### Input data

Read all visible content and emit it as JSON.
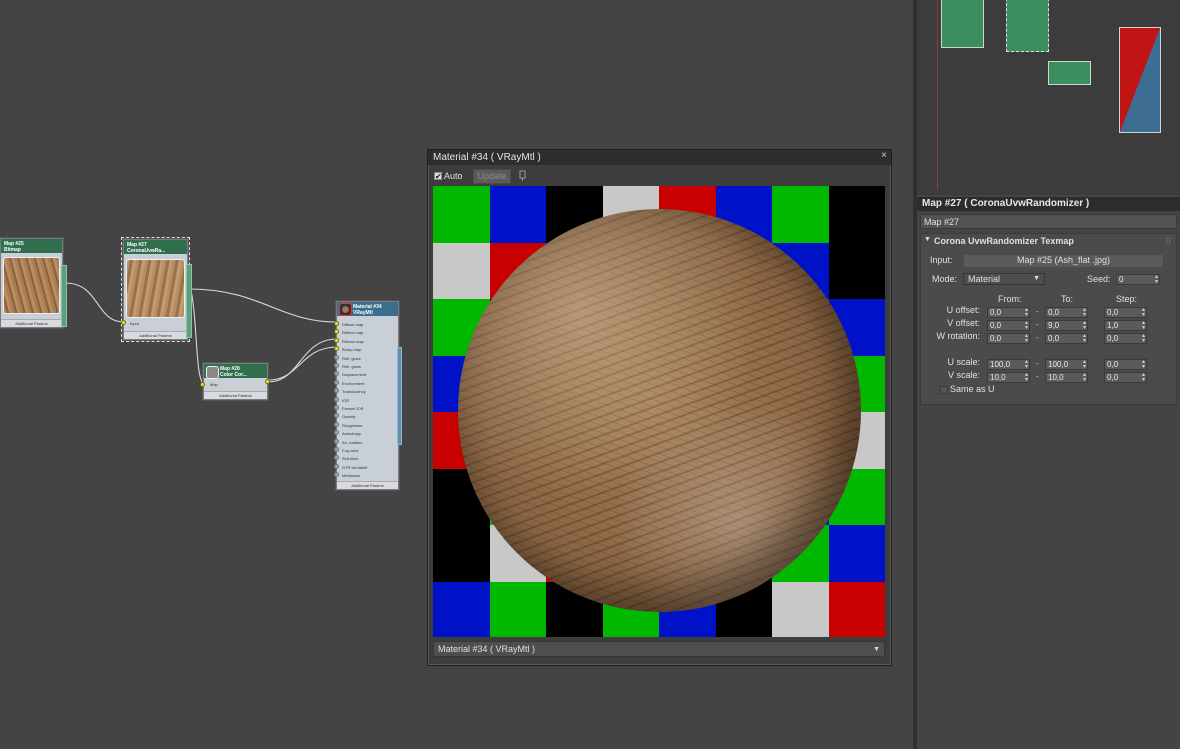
{
  "colors": {
    "node_header_green": "#2f6f4d",
    "node_header_blue": "#3a6d8e",
    "socket_active": "#e4e830"
  },
  "node_editor": {
    "nodes": [
      {
        "id": "n25",
        "title": "Map #25",
        "subtitle": "Bitmap",
        "footer": "Additional Params"
      },
      {
        "id": "n27",
        "title": "Map #27",
        "subtitle": "CoronaUvwRa...",
        "input_label": "Input",
        "footer": "Additional Params"
      },
      {
        "id": "n28",
        "title": "Map #28",
        "subtitle": "Color Cor...",
        "input_label": "Map",
        "footer": "Additional Params"
      },
      {
        "id": "n34",
        "title": "Material #34",
        "subtitle": "VRayMtl",
        "footer": "Additional Params",
        "slots": [
          "Diffuse map",
          "Reflect map",
          "Refract map",
          "Bump map",
          "Refl. gloss",
          "Refr. gloss",
          "Displacement",
          "Environment",
          "Translucency",
          "IOR",
          "Fresnel IOR",
          "Opacity",
          "Roughness",
          "Anisotropy",
          "An. rotation",
          "Fog color",
          "Self-illum",
          "GTR tail falloff",
          "Metalness"
        ]
      }
    ]
  },
  "preview": {
    "title": "Material #34  ( VRayMtl )",
    "auto_label": "Auto",
    "auto_checked": "✔",
    "update_label": "Update",
    "selector_value": "Material #34  ( VRayMtl )",
    "close_icon": "×",
    "grid_colors": [
      "#00b800",
      "#0012c8",
      "#000000",
      "#c8c8c8",
      "#c80000",
      "#0012c8",
      "#00b800",
      "#000000"
    ]
  },
  "params": {
    "title": "Map #27  ( CoronaUvwRandomizer )",
    "name_value": "Map #27",
    "rollout_title": "Corona UvwRandomizer Texmap",
    "input_label": "Input:",
    "input_value": "Map #25 (Ash_flat .jpg)",
    "mode_label": "Mode:",
    "mode_value": "Material",
    "seed_label": "Seed:",
    "seed_value": "0",
    "col_from": "From:",
    "col_to": "To:",
    "col_step": "Step:",
    "rows": [
      {
        "label": "U offset:",
        "from": "0,0",
        "to": "0,0",
        "step": "0,0"
      },
      {
        "label": "V offset:",
        "from": "0,0",
        "to": "9,0",
        "step": "1,0"
      },
      {
        "label": "W rotation:",
        "from": "0,0",
        "to": "0,0",
        "step": "0,0"
      },
      {
        "label": "U scale:",
        "from": "100,0",
        "to": "100,0",
        "step": "0,0"
      },
      {
        "label": "V scale:",
        "from": "10,0",
        "to": "10,0",
        "step": "0,0"
      }
    ],
    "same_as_u_label": "Same as U"
  }
}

######

**Exercise requirements**
Leave the pictures out and reproduce all of the records exactly.

**Solution to this task**
Read all visible content and emit it as JSON.
{
  "colors": {
    "node_header_green": "#2f6f4d",
    "node_header_blue": "#3a6d8e",
    "socket_active": "#e4e830"
  },
  "node_editor": {
    "nodes": [
      {
        "id": "n25",
        "title": "Map #25",
        "subtitle": "Bitmap",
        "footer": "Additional Params"
      },
      {
        "id": "n27",
        "title": "Map #27",
        "subtitle": "CoronaUvwRa...",
        "input_label": "Input",
        "footer": "Additional Params"
      },
      {
        "id": "n28",
        "title": "Map #28",
        "subtitle": "Color Cor...",
        "input_label": "Map",
        "footer": "Additional Params"
      },
      {
        "id": "n34",
        "title": "Material #34",
        "subtitle": "VRayMtl",
        "footer": "Additional Params",
        "slots": [
          "Diffuse map",
          "Reflect map",
          "Refract map",
          "Bump map",
          "Refl. gloss",
          "Refr. gloss",
          "Displacement",
          "Environment",
          "Translucency",
          "IOR",
          "Fresnel IOR",
          "Opacity",
          "Roughness",
          "Anisotropy",
          "An. rotation",
          "Fog color",
          "Self-illum",
          "GTR tail falloff",
          "Metalness"
        ]
      }
    ]
  },
  "preview": {
    "title": "Material #34  ( VRayMtl )",
    "auto_label": "Auto",
    "auto_checked": "✔",
    "update_label": "Update",
    "selector_value": "Material #34  ( VRayMtl )",
    "close_icon": "×",
    "grid_colors": [
      "#00b800",
      "#0012c8",
      "#000000",
      "#c8c8c8",
      "#c80000",
      "#0012c8",
      "#00b800",
      "#000000"
    ]
  },
  "params": {
    "title": "Map #27  ( CoronaUvwRandomizer )",
    "name_value": "Map #27",
    "rollout_title": "Corona UvwRandomizer Texmap",
    "input_label": "Input:",
    "input_value": "Map #25 (Ash_flat .jpg)",
    "mode_label": "Mode:",
    "mode_value": "Material",
    "seed_label": "Seed:",
    "seed_value": "0",
    "col_from": "From:",
    "col_to": "To:",
    "col_step": "Step:",
    "rows": [
      {
        "label": "U offset:",
        "from": "0,0",
        "to": "0,0",
        "step": "0,0"
      },
      {
        "label": "V offset:",
        "from": "0,0",
        "to": "9,0",
        "step": "1,0"
      },
      {
        "label": "W rotation:",
        "from": "0,0",
        "to": "0,0",
        "step": "0,0"
      },
      {
        "label": "U scale:",
        "from": "100,0",
        "to": "100,0",
        "step": "0,0"
      },
      {
        "label": "V scale:",
        "from": "10,0",
        "to": "10,0",
        "step": "0,0"
      }
    ],
    "same_as_u_label": "Same as U"
  }
}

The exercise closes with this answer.